— Record set —
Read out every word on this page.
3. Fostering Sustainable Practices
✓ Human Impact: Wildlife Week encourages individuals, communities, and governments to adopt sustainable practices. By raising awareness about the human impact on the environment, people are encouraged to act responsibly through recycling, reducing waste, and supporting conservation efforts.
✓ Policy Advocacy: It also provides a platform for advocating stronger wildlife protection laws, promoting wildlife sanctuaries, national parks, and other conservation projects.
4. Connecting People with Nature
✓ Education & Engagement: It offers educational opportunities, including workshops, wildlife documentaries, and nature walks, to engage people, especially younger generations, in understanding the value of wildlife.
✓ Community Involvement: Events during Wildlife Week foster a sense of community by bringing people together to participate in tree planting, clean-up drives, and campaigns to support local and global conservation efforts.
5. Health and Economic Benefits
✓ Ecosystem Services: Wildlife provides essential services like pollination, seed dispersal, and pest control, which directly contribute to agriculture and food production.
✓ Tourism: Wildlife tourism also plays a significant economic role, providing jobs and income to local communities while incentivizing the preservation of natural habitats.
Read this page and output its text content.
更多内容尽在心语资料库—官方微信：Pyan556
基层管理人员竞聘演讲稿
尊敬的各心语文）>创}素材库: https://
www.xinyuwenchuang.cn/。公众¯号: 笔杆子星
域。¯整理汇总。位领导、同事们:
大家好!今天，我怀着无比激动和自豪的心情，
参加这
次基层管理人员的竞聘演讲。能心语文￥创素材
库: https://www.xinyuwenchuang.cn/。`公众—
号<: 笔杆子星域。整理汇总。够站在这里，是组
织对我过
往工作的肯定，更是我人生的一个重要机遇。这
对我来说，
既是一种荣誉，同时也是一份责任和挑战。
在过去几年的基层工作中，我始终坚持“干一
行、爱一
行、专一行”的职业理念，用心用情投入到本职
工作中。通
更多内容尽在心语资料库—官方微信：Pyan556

— What is needed —
Filter out all lines lacking the word "also" and copy the rest.

— Expected answer —
✓ Policy Advocacy: It also provides a platform for advocating stronger wildlife protection laws, promoting wildlife sanctuaries, national parks, and other conservation projects.
✓ Tourism: Wildlife tourism also plays a significant economic role, providing jobs and income to local communities while incentivizing the preservation of natural habitats.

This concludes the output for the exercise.